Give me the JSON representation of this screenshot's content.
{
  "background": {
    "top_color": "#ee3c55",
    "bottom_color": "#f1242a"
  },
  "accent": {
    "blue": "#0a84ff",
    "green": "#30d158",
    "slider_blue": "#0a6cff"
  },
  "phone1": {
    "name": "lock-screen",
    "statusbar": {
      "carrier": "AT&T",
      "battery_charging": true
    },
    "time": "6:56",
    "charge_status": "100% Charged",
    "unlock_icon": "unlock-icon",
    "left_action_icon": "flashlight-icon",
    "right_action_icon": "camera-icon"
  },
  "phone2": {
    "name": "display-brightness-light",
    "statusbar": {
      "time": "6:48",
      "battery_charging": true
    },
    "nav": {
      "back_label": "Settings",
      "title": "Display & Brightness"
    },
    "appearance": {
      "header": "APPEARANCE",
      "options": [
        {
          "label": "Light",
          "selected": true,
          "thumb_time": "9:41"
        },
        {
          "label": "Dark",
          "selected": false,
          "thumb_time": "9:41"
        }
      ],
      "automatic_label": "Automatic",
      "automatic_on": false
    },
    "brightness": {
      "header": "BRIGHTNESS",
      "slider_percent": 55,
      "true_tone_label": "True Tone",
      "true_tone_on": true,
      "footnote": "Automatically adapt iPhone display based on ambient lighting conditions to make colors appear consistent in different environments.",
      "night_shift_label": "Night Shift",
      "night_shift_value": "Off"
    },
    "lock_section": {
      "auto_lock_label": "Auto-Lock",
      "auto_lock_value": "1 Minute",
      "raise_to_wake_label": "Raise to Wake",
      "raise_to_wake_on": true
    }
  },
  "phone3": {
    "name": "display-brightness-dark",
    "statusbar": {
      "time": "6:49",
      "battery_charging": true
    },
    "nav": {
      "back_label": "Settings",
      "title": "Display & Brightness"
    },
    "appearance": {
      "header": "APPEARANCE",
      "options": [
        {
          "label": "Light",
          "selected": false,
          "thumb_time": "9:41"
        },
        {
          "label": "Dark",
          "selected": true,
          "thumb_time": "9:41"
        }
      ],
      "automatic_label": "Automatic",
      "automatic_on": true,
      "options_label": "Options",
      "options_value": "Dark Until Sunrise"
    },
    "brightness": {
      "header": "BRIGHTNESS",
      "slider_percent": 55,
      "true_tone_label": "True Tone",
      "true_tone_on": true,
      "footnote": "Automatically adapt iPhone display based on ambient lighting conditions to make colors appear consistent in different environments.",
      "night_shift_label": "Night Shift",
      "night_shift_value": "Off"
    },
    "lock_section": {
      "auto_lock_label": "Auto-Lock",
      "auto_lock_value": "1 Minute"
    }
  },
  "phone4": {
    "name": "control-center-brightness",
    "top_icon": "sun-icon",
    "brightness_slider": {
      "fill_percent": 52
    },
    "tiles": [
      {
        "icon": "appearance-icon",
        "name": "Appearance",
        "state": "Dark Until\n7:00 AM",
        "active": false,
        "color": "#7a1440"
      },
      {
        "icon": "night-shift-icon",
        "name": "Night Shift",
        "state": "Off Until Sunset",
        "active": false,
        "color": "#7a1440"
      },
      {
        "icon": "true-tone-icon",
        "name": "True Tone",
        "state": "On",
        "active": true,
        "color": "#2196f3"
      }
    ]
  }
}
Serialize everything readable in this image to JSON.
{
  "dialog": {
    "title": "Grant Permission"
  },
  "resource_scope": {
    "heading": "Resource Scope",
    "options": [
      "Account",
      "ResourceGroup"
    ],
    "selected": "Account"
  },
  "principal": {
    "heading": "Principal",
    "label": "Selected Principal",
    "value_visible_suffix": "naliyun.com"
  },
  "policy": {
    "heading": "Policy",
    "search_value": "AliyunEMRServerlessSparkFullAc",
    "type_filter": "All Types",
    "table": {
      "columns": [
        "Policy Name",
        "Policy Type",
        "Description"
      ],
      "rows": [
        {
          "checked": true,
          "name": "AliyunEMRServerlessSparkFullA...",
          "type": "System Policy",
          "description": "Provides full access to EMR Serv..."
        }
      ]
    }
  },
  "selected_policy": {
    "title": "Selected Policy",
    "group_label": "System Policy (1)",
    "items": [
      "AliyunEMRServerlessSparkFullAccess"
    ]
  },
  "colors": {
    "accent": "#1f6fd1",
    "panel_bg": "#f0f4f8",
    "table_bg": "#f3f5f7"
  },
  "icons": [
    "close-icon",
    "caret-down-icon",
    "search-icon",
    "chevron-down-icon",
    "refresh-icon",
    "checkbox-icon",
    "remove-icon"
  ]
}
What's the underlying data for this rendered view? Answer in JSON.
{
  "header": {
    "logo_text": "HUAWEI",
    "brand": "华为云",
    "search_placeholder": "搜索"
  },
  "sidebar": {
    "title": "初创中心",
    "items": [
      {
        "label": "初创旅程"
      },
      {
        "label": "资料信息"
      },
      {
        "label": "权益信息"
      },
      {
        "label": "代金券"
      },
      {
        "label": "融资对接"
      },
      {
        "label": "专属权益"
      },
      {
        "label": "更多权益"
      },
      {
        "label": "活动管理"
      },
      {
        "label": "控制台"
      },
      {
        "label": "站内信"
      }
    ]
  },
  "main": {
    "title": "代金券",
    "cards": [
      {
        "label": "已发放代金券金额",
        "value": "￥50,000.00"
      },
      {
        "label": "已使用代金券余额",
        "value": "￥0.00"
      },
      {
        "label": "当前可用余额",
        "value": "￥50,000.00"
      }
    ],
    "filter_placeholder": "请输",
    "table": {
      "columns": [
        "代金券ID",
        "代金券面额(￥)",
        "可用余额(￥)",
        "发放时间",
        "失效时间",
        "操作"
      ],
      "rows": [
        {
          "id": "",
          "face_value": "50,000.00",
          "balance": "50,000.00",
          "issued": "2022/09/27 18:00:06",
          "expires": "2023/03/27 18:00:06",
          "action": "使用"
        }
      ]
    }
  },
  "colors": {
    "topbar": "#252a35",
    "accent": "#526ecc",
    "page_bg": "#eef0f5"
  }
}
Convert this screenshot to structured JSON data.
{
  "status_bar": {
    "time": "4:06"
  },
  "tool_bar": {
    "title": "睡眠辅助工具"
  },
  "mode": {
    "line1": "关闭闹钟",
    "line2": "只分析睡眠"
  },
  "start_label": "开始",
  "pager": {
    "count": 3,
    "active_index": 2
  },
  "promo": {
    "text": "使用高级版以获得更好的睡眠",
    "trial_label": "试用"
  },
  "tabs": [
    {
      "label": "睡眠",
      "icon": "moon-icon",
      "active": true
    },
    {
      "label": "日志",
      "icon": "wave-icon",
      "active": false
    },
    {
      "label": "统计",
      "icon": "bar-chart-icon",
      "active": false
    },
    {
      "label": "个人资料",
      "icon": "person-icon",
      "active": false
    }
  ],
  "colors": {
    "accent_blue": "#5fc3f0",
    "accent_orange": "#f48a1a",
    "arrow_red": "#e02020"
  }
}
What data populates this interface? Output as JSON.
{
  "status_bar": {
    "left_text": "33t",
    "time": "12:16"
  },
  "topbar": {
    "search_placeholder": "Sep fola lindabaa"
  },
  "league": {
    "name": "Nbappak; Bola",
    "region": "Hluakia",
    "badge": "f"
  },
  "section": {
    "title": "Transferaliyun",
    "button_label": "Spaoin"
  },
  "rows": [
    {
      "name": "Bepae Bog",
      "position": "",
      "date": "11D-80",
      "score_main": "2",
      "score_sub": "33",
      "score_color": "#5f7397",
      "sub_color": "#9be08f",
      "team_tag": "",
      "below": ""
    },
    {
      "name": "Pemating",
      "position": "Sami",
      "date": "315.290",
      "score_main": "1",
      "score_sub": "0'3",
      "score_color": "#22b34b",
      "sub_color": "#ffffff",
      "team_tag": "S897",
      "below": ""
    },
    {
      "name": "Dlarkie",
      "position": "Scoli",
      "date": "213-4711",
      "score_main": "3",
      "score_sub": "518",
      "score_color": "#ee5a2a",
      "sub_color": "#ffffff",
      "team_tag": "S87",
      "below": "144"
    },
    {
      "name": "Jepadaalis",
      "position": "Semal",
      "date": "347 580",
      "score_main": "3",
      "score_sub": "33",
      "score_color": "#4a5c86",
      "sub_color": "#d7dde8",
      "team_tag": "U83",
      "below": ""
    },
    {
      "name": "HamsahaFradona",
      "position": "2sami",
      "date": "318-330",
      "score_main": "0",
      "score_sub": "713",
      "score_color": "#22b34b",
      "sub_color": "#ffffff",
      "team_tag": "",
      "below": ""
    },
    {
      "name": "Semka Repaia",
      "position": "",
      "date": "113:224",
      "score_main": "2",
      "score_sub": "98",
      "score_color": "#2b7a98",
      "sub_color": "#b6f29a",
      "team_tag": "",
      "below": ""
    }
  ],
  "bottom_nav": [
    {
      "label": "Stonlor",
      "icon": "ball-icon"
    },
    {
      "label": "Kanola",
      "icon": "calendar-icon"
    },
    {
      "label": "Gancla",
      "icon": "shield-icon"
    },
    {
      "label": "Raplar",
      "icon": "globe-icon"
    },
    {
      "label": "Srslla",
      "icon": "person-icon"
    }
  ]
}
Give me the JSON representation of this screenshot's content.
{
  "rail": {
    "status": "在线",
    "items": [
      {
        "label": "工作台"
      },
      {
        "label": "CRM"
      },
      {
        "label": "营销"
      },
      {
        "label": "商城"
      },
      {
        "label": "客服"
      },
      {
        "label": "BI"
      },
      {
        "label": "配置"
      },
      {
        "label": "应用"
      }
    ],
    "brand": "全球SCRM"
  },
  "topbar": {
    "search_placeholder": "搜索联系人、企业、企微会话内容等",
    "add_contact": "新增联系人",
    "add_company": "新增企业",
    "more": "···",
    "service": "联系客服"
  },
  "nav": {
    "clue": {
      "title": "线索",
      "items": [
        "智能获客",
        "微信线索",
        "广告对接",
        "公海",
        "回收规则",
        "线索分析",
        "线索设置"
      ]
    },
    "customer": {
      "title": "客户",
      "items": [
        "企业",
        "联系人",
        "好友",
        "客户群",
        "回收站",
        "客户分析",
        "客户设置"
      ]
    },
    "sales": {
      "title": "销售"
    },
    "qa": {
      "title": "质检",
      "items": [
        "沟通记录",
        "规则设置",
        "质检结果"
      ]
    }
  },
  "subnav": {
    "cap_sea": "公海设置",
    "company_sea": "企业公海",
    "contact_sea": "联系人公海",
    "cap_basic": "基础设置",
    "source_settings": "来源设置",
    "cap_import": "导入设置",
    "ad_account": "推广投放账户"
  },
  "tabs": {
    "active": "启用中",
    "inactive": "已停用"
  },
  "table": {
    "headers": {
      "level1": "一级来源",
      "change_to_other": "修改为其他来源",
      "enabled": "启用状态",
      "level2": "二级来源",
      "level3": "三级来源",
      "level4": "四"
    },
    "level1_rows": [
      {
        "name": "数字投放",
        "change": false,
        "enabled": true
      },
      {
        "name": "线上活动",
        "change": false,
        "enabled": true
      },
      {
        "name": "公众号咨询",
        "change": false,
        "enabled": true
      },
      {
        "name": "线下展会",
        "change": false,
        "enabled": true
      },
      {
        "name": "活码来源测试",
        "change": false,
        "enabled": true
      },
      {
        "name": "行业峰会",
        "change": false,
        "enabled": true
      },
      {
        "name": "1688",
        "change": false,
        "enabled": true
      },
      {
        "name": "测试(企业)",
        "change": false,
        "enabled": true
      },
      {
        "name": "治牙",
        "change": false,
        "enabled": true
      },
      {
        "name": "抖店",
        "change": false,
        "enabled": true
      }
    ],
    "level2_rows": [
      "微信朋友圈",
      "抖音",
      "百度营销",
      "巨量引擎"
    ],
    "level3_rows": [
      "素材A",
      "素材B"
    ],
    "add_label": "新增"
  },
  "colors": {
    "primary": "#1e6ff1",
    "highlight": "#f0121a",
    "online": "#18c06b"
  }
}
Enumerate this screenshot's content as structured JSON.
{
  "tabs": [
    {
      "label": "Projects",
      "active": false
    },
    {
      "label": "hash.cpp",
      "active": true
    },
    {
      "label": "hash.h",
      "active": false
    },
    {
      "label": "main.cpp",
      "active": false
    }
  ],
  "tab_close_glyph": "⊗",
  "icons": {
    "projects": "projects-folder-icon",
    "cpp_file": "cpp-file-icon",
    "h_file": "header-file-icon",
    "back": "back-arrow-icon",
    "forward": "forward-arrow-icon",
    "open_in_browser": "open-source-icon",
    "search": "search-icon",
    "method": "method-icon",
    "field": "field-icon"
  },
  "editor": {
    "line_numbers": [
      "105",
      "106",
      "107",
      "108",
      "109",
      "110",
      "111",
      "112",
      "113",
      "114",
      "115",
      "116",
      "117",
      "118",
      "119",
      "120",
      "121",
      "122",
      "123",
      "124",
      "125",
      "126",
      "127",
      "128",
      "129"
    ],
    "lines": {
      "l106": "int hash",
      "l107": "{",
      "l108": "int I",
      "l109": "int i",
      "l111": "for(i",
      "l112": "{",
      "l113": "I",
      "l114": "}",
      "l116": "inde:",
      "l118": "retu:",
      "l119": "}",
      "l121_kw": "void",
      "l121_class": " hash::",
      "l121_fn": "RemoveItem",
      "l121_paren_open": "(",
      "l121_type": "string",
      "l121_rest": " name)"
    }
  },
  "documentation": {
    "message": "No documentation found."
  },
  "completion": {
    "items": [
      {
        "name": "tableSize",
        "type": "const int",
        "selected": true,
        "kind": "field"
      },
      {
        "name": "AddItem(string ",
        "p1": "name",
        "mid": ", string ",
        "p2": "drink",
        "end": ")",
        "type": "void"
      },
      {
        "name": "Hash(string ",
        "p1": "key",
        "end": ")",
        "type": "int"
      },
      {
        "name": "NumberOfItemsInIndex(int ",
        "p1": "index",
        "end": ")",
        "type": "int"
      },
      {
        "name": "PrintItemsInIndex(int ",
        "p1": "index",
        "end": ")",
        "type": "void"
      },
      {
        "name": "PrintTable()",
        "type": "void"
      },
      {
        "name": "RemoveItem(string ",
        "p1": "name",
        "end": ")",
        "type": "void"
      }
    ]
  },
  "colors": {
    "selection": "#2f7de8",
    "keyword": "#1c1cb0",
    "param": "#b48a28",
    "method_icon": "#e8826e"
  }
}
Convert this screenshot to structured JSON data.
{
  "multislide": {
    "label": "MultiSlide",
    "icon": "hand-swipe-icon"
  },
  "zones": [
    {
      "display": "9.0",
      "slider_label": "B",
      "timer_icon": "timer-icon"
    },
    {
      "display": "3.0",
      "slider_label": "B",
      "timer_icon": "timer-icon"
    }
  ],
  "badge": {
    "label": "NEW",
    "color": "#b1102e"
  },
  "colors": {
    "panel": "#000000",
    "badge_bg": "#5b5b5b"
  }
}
+++++
Copy out every line in the listing where the word "Until" appears.

      "options_value": "Dark Until Sunrise"
        "state": "Dark Until\n7:00 AM",
        "state": "Off Until Sunset",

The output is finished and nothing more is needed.